• Stored data:
+--
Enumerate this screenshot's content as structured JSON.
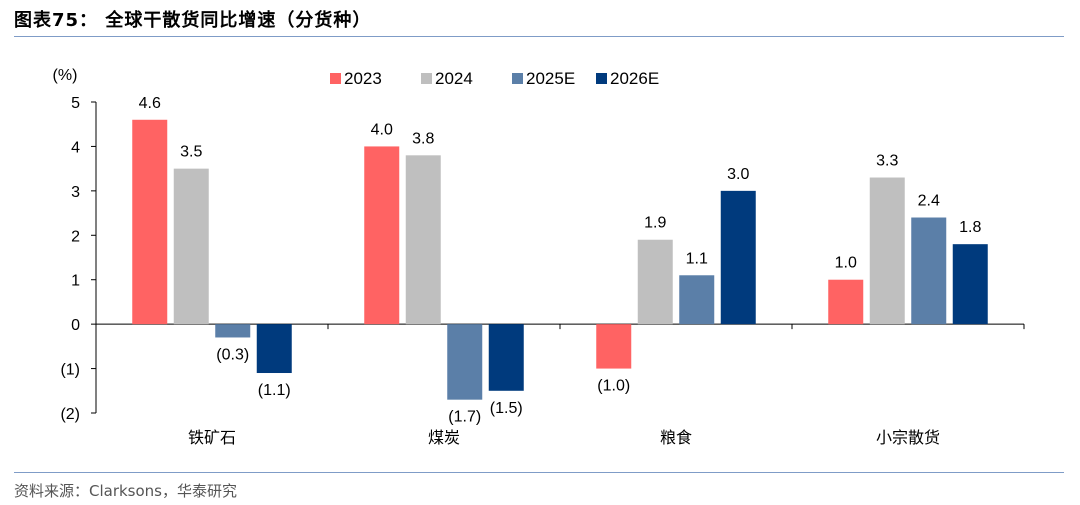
{
  "title": "图表75：  全球干散货同比增速（分货种）",
  "source": "资料来源：Clarksons，华泰研究",
  "chart_data": {
    "type": "bar",
    "ylabel": "(%)",
    "ylim": [
      -2,
      5
    ],
    "yticks": [
      5,
      4,
      3,
      2,
      1,
      0,
      -1,
      -2
    ],
    "ytick_labels": [
      "5",
      "4",
      "3",
      "2",
      "1",
      "0",
      "(1)",
      "(2)"
    ],
    "categories": [
      "铁矿石",
      "煤炭",
      "粮食",
      "小宗散货"
    ],
    "legend_position": "top-center",
    "grid": false,
    "series": [
      {
        "name": "2023",
        "color": "#ff6363",
        "values": [
          4.6,
          4.0,
          -1.0,
          1.0
        ],
        "labels": [
          "4.6",
          "4.0",
          "(1.0)",
          "1.0"
        ]
      },
      {
        "name": "2024",
        "color": "#bfbfbf",
        "values": [
          3.5,
          3.8,
          1.9,
          3.3
        ],
        "labels": [
          "3.5",
          "3.8",
          "1.9",
          "3.3"
        ]
      },
      {
        "name": "2025E",
        "color": "#5b7fa8",
        "values": [
          -0.3,
          -1.7,
          1.1,
          2.4
        ],
        "labels": [
          "(0.3)",
          "(1.7)",
          "1.1",
          "2.4"
        ]
      },
      {
        "name": "2026E",
        "color": "#003a7d",
        "values": [
          -1.1,
          -1.5,
          3.0,
          1.8
        ],
        "labels": [
          "(1.1)",
          "(1.5)",
          "3.0",
          "1.8"
        ]
      }
    ]
  }
}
+--
• Given task:
Report the number of lines that contain "color", with no other words.

• Written response:
4